• _TASK TO COMPLETE_
Go through the material and pull out every line with the string "Kissing" in it.

(Dataset excerpt)
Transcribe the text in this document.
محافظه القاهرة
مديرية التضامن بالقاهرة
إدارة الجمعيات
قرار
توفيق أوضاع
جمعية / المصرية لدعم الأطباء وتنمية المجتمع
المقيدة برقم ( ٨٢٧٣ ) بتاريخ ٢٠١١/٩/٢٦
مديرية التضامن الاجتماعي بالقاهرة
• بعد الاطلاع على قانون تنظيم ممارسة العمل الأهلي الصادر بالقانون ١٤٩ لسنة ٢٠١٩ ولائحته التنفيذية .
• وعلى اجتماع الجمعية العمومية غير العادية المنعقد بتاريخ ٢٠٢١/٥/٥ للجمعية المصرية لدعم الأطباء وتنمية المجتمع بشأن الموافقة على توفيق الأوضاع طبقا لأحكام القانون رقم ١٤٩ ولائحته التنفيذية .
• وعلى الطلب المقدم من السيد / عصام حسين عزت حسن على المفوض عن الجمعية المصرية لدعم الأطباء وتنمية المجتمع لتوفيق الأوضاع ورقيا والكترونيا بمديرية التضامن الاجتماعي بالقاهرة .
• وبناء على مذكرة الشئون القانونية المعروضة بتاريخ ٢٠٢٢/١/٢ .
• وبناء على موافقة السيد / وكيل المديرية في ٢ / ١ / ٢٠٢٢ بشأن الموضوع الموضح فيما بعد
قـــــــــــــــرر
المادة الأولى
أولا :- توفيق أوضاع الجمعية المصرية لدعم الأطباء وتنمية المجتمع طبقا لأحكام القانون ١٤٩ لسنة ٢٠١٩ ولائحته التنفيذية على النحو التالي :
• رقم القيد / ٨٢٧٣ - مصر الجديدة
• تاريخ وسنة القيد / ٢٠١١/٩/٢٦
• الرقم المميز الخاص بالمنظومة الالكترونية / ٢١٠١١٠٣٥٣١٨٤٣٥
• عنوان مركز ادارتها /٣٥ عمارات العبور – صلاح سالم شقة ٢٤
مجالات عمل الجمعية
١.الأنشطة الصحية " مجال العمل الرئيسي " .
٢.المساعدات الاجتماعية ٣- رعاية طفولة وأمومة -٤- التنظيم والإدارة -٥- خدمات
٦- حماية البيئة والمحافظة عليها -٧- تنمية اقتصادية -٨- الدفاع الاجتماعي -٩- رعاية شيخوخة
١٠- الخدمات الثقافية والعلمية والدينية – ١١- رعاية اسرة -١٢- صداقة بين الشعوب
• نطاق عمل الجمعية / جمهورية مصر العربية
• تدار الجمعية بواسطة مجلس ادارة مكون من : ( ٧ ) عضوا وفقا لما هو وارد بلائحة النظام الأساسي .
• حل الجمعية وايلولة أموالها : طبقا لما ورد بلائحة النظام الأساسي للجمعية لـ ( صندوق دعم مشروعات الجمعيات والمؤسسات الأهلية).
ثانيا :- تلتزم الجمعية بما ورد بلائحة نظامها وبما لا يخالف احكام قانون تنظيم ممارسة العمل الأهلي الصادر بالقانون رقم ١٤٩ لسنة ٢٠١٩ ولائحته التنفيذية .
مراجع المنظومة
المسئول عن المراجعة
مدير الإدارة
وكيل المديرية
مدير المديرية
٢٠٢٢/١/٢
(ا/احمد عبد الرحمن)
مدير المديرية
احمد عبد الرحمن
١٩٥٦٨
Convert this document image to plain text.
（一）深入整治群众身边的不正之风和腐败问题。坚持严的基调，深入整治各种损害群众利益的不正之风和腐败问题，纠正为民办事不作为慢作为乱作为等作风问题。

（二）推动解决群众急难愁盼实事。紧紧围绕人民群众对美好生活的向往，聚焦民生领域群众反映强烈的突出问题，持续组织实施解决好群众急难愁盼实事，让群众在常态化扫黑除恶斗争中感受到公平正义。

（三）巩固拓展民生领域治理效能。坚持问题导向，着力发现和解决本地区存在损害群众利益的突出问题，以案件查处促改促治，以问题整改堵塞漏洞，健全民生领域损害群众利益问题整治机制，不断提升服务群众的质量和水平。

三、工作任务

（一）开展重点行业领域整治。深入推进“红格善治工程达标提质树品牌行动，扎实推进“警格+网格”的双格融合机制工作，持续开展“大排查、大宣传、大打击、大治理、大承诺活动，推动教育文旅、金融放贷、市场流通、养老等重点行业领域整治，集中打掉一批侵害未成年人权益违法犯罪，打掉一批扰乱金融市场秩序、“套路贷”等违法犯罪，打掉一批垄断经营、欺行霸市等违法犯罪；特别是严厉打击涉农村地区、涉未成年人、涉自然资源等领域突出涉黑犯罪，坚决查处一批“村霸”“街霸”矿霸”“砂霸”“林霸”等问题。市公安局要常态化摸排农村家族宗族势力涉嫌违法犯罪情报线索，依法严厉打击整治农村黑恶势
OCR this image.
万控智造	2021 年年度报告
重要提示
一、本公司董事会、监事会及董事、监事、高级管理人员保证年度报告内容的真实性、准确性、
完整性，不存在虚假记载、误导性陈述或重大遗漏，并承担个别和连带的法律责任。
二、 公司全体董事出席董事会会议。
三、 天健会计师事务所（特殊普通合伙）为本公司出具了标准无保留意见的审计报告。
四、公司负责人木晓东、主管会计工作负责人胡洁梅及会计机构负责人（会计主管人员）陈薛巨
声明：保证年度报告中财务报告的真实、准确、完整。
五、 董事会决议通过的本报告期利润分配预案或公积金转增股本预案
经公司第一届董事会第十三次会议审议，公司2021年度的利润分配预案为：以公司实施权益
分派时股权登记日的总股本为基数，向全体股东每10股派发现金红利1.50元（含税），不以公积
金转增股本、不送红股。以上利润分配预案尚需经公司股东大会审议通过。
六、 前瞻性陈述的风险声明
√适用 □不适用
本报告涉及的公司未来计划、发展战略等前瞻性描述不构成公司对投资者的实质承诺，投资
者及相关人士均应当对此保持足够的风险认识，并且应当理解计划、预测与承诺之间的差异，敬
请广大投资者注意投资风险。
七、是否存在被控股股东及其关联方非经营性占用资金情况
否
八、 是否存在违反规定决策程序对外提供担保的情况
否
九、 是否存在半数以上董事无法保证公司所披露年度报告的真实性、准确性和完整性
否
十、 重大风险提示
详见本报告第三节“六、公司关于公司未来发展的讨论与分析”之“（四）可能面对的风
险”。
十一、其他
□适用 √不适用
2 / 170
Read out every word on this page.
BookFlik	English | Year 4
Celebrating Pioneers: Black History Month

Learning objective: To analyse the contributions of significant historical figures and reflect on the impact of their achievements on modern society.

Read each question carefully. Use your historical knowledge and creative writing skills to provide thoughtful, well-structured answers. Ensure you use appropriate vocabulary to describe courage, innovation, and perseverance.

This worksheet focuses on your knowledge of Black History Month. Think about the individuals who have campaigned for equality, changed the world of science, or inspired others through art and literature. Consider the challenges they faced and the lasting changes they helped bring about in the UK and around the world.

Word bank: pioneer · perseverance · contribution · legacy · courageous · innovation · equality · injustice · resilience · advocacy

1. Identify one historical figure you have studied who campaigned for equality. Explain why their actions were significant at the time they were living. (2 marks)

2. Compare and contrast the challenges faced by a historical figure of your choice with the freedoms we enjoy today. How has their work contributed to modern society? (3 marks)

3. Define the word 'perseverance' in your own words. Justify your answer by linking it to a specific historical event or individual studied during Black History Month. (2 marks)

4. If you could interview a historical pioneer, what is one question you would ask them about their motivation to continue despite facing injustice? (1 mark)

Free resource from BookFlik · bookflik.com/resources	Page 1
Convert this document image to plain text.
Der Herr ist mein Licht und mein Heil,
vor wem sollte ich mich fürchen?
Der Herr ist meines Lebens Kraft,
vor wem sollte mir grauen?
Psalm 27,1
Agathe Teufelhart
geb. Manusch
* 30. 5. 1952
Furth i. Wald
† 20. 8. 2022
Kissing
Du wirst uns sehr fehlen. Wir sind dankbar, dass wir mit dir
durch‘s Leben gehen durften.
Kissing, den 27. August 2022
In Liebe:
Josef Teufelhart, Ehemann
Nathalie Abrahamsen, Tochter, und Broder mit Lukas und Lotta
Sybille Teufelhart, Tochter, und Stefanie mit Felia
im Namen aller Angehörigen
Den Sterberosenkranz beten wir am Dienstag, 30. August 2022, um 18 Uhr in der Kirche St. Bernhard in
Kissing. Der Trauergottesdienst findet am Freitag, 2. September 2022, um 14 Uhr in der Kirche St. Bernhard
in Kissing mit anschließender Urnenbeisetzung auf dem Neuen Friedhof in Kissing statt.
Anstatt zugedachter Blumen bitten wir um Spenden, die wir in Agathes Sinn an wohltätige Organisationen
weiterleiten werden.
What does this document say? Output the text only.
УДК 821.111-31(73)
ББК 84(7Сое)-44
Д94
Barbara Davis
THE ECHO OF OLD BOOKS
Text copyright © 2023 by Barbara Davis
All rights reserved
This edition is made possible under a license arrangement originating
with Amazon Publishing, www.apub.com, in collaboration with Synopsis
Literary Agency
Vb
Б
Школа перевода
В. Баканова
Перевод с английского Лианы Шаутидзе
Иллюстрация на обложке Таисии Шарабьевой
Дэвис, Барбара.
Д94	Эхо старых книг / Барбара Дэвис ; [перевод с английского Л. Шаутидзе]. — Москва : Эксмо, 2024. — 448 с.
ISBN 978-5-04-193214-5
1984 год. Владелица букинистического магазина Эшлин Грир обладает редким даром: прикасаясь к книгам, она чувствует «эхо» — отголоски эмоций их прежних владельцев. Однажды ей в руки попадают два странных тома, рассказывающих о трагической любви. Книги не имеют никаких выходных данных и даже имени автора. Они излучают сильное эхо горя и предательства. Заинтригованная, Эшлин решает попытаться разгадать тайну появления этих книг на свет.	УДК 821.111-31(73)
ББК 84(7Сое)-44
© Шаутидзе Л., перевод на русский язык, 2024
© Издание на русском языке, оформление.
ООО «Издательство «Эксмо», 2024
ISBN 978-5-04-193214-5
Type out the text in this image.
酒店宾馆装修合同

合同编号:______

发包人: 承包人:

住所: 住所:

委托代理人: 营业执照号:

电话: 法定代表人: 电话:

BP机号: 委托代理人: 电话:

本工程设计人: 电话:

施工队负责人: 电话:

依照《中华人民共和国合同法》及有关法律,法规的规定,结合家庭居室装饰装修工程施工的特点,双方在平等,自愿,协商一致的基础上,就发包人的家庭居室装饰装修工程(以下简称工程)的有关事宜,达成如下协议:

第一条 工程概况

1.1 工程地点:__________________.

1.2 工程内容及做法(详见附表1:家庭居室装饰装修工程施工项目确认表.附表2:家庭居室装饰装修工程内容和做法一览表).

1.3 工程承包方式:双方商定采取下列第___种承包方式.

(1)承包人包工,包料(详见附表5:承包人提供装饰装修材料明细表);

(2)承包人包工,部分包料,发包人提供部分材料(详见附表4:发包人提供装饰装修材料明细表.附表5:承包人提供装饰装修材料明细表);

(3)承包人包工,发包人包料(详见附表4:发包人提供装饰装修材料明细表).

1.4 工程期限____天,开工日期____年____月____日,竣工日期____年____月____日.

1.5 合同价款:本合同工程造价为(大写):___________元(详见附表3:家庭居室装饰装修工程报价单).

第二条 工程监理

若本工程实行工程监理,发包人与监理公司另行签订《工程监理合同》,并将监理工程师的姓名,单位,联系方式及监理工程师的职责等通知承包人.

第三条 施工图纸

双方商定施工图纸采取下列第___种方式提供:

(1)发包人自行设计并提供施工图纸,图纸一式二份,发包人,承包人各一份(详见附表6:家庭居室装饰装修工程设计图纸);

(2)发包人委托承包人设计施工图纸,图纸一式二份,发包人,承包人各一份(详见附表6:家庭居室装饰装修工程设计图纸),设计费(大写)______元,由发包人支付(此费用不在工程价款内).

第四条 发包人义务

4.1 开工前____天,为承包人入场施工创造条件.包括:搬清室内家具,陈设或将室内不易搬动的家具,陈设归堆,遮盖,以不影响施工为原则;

• _REPLY TO THE TASK_
Kissing
Kissing, den 27. August 2022
Kissing. Der Trauergottesdienst findet am Freitag, 2. September 2022, um 14 Uhr in der Kirche St. Bernhard
in Kissing mit anschließender Urnenbeisetzung auf dem Neuen Friedhof in Kissing statt.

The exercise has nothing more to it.